**REQUIRED WORK**
Every entry should be repeated exactly. Omit the pictures.

(Stored data)
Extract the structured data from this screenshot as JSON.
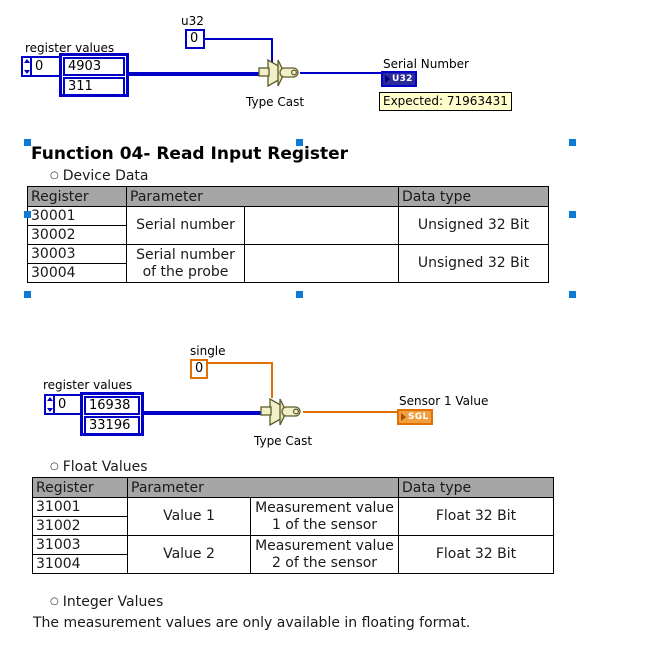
{
  "diagram_1": {
    "name": "type-cast-u32-block-diagram",
    "array_control_label": "register values",
    "index_value": "0",
    "elements": [
      "4903",
      "311"
    ],
    "type_constant_label": "u32",
    "type_constant_value": "0",
    "function_label": "Type Cast",
    "indicator_label": "Serial Number",
    "indicator_type": "U32",
    "tip": "Expected: 71963431",
    "wire_color": "#0000C8"
  },
  "section_heading": "Function 04- Read Input Register",
  "bullets": {
    "device_data": "Device Data",
    "float_values": "Float Values",
    "integer_values": "Integer Values",
    "marker": "○"
  },
  "table_device_data": {
    "headers": [
      "Register",
      "Parameter",
      "",
      "Data type"
    ],
    "rows": [
      {
        "registers": [
          "30001",
          "30002"
        ],
        "parameter": "Serial number",
        "description": "",
        "data_type": "Unsigned 32 Bit"
      },
      {
        "registers": [
          "30003",
          "30004"
        ],
        "parameter": "Serial number\nof the probe",
        "parameter_line1": "Serial number",
        "parameter_line2": "of the probe",
        "description": "",
        "data_type": "Unsigned 32 Bit"
      }
    ],
    "header_bg": "#A6A6A6"
  },
  "diagram_2": {
    "name": "type-cast-single-block-diagram",
    "array_control_label": "register values",
    "index_value": "0",
    "elements": [
      "16938",
      "33196"
    ],
    "type_constant_label": "single",
    "type_constant_value": "0",
    "function_label": "Type Cast",
    "indicator_label": "Sensor 1 Value",
    "indicator_type": "SGL",
    "wire_color_in": "#0000C8",
    "wire_color_out": "#E07000"
  },
  "table_float_values": {
    "headers": [
      "Register",
      "Parameter",
      "",
      "Data type"
    ],
    "rows": [
      {
        "registers": [
          "31001",
          "31002"
        ],
        "parameter": "Value 1",
        "description_line1": "Measurement value",
        "description_line2": "1 of the sensor",
        "data_type": "Float 32 Bit"
      },
      {
        "registers": [
          "31003",
          "31004"
        ],
        "parameter": "Value 2",
        "description_line1": "Measurement value",
        "description_line2": "2 of the sensor",
        "data_type": "Float 32 Bit"
      }
    ],
    "header_bg": "#A6A6A6"
  },
  "closing_paragraph": "The measurement values are only available in floating format.",
  "selection": {
    "handle_color": "#0F7BD4",
    "count": 8
  }
}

**TASK ANSWER**
Extract the structured data from this screenshot as JSON.
{
  "diagram_1": {
    "name": "type-cast-u32-block-diagram",
    "array_control_label": "register values",
    "index_value": "0",
    "elements": [
      "4903",
      "311"
    ],
    "type_constant_label": "u32",
    "type_constant_value": "0",
    "function_label": "Type Cast",
    "indicator_label": "Serial Number",
    "indicator_type": "U32",
    "tip": "Expected: 71963431",
    "wire_color": "#0000C8"
  },
  "section_heading": "Function 04- Read Input Register",
  "bullets": {
    "device_data": "Device Data",
    "float_values": "Float Values",
    "integer_values": "Integer Values",
    "marker": "○"
  },
  "table_device_data": {
    "headers": [
      "Register",
      "Parameter",
      "",
      "Data type"
    ],
    "rows": [
      {
        "registers": [
          "30001",
          "30002"
        ],
        "parameter": "Serial number",
        "description": "",
        "data_type": "Unsigned 32 Bit"
      },
      {
        "registers": [
          "30003",
          "30004"
        ],
        "parameter": "Serial number\nof the probe",
        "parameter_line1": "Serial number",
        "parameter_line2": "of the probe",
        "description": "",
        "data_type": "Unsigned 32 Bit"
      }
    ],
    "header_bg": "#A6A6A6"
  },
  "diagram_2": {
    "name": "type-cast-single-block-diagram",
    "array_control_label": "register values",
    "index_value": "0",
    "elements": [
      "16938",
      "33196"
    ],
    "type_constant_label": "single",
    "type_constant_value": "0",
    "function_label": "Type Cast",
    "indicator_label": "Sensor 1 Value",
    "indicator_type": "SGL",
    "wire_color_in": "#0000C8",
    "wire_color_out": "#E07000"
  },
  "table_float_values": {
    "headers": [
      "Register",
      "Parameter",
      "",
      "Data type"
    ],
    "rows": [
      {
        "registers": [
          "31001",
          "31002"
        ],
        "parameter": "Value 1",
        "description_line1": "Measurement value",
        "description_line2": "1 of the sensor",
        "data_type": "Float 32 Bit"
      },
      {
        "registers": [
          "31003",
          "31004"
        ],
        "parameter": "Value 2",
        "description_line1": "Measurement value",
        "description_line2": "2 of the sensor",
        "data_type": "Float 32 Bit"
      }
    ],
    "header_bg": "#A6A6A6"
  },
  "closing_paragraph": "The measurement values are only available in floating format.",
  "selection": {
    "handle_color": "#0F7BD4",
    "count": 8
  }
}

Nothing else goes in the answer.